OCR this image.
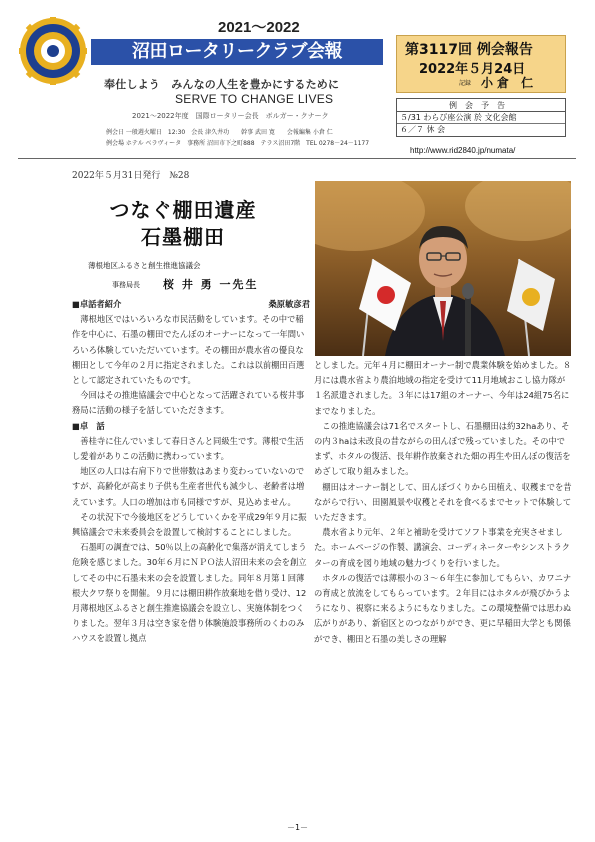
2021～2022
沼田ロータリークラブ会報
奉仕しよう　みんなの人生を豊かにするために
SERVE TO CHANGE LIVES
2021～2022年度　国際ロータリー会長　ボルガー・クナーク
例会日 一般週火曜日　12:30　会長 津久井功　　幹事 武田 寛　　会報編集 小倉 仁
例会場 ホテル ベラヴィータ　事務所 沼田市下之町888　テラス沼田7階　TEL 0278－24－1177
第3117回 例会報告
2022年５月24日
記録 小倉 仁
例会予告
５/31 わらび座公演 於 文化会館
６／７ 休 会
http://www.rid2840.jp/numata/
2022年５月31日発行　№28
つなぐ棚田遺産
石墨棚田
薄根地区ふるさと創生推進協議会
事務局長 桜 井 勇 一先生
■卓話者紹介	桑原敏彦君

薄根地区ではいろいろな市民活動をしています。その中で稲作を中心に、石墨の棚田でたんぼのオーナーになって一年間いろいろ体験していただいています。その棚田が農水省の優良な棚田として今年の２月に指定されました。これは以前棚田百選として認定されていたものです。

今回はその推進協議会で中心となって活躍されている桜井事務局に活動の様子を話していただきます。

■卓　話

善桂寺に住んでいまして春日さんと同級生です。薄根で生活し愛着がありこの活動に携わっています。

地区の人口は右肩下りで世帯数はあまり変わっていないのですが、高齢化が高まり子供も生産者世代も減少し、老齢者は増えています。人口の増加は市も同様ですが、見込めません。

その状況下で今後地区をどうしていくかを平成29年９月に振興協議会で未来委員会を設置して検討することにしました。

石墨町の調査では、50％以上の高齢化で集落が消えてしまう危険を感じました。30年６月にＮＰＯ法人沼田未来の会を創立してその中に石墨未来の会を設置しました。同年８月第１回薄根大クワ祭りを開催。９月には棚田耕作放棄地を借り受け、12月薄根地区ふるさと創生推進協議会を設立し、実施体制をつくりました。翌年３月は空き家を借り体験施設事務所のくわのみハウスを設置し拠点

としました。元年４月に棚田オーナー制で農業体験を始めました。８月には農水省より農泊地域の指定を受けて11月地域おこし協力隊が１名派遣されました。３年には17組のオーナー、今年は24組75名にまでなりました。

この推進協議会は71名でスタートし、石墨棚田は約32haあり、その内３haは未改良の昔ながらの田んぼで残っていました。その中でまず、ホタルの復活、長年耕作放棄された畑の再生や田んぼの復活をめざして取り組みました。

棚田はオーナー制として、田んぼづくりから田植え、収穫までを昔ながらで行い、田園風景や収穫とそれを食べるまでセットで体験していただきます。

農水省より元年、２年と補助を受けてソフト事業を充実させました。ホームページの作製、講演会、コーディネーターやシンストラクターの育成を図り地域の魅力づくりを行いました。

ホタルの復活では薄根小の３～６年生に参加してもらい、カワニナの育成と放流をしてもらっています。２年目にはホタルが飛びかうようになり、視察に来るようにもなりました。この環境整備では思わぬ広がりがあり、新宿区とのつながりができ、更に早稲田大学とも関係ができ、棚田と石墨の美しさの理解

－1－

- _TASK OBJECTIVE_
Transcribe every line from the records above without alteration, and leave out the images.

- _EXERCISE RESPONSE_
OCR this image.
2021～2022
沼田ロータリークラブ会報
奉仕しよう　みんなの人生を豊かにするために
SERVE TO CHANGE LIVES
2021～2022年度　国際ロータリー会長　ボルガー・クナーク
例会日 一般週火曜日　12:30　会長 津久井功　　幹事 武田 寛　　会報編集 小倉 仁
例会場 ホテル ベラヴィータ　事務所 沼田市下之町888　テラス沼田7階　TEL 0278－24－1177
第3117回 例会報告
2022年５月24日
記録 小倉 仁
例会予告
５/31 わらび座公演 於 文化会館
６／７ 休 会
http://www.rid2840.jp/numata/
2022年５月31日発行　№28
つなぐ棚田遺産
石墨棚田
薄根地区ふるさと創生推進協議会
事務局長 桜 井 勇 一先生
■卓話者紹介	桑原敏彦君

薄根地区ではいろいろな市民活動をしています。その中で稲作を中心に、石墨の棚田でたんぼのオーナーになって一年間いろいろ体験していただいています。その棚田が農水省の優良な棚田として今年の２月に指定されました。これは以前棚田百選として認定されていたものです。

今回はその推進協議会で中心となって活躍されている桜井事務局に活動の様子を話していただきます。

■卓　話

善桂寺に住んでいまして春日さんと同級生です。薄根で生活し愛着がありこの活動に携わっています。

地区の人口は右肩下りで世帯数はあまり変わっていないのですが、高齢化が高まり子供も生産者世代も減少し、老齢者は増えています。人口の増加は市も同様ですが、見込めません。

その状況下で今後地区をどうしていくかを平成29年９月に振興協議会で未来委員会を設置して検討することにしました。

石墨町の調査では、50％以上の高齢化で集落が消えてしまう危険を感じました。30年６月にＮＰＯ法人沼田未来の会を創立してその中に石墨未来の会を設置しました。同年８月第１回薄根大クワ祭りを開催。９月には棚田耕作放棄地を借り受け、12月薄根地区ふるさと創生推進協議会を設立し、実施体制をつくりました。翌年３月は空き家を借り体験施設事務所のくわのみハウスを設置し拠点

としました。元年４月に棚田オーナー制で農業体験を始めました。８月には農水省より農泊地域の指定を受けて11月地域おこし協力隊が１名派遣されました。３年には17組のオーナー、今年は24組75名にまでなりました。

この推進協議会は71名でスタートし、石墨棚田は約32haあり、その内３haは未改良の昔ながらの田んぼで残っていました。その中でまず、ホタルの復活、長年耕作放棄された畑の再生や田んぼの復活をめざして取り組みました。

棚田はオーナー制として、田んぼづくりから田植え、収穫までを昔ながらで行い、田園風景や収穫とそれを食べるまでセットで体験していただきます。

農水省より元年、２年と補助を受けてソフト事業を充実させました。ホームページの作製、講演会、コーディネーターやシンストラクターの育成を図り地域の魅力づくりを行いました。

ホタルの復活では薄根小の３～６年生に参加してもらい、カワニナの育成と放流をしてもらっています。２年目にはホタルが飛びかうようになり、視察に来るようにもなりました。この環境整備では思わぬ広がりがあり、新宿区とのつながりができ、更に早稲田大学とも関係ができ、棚田と石墨の美しさの理解

－1－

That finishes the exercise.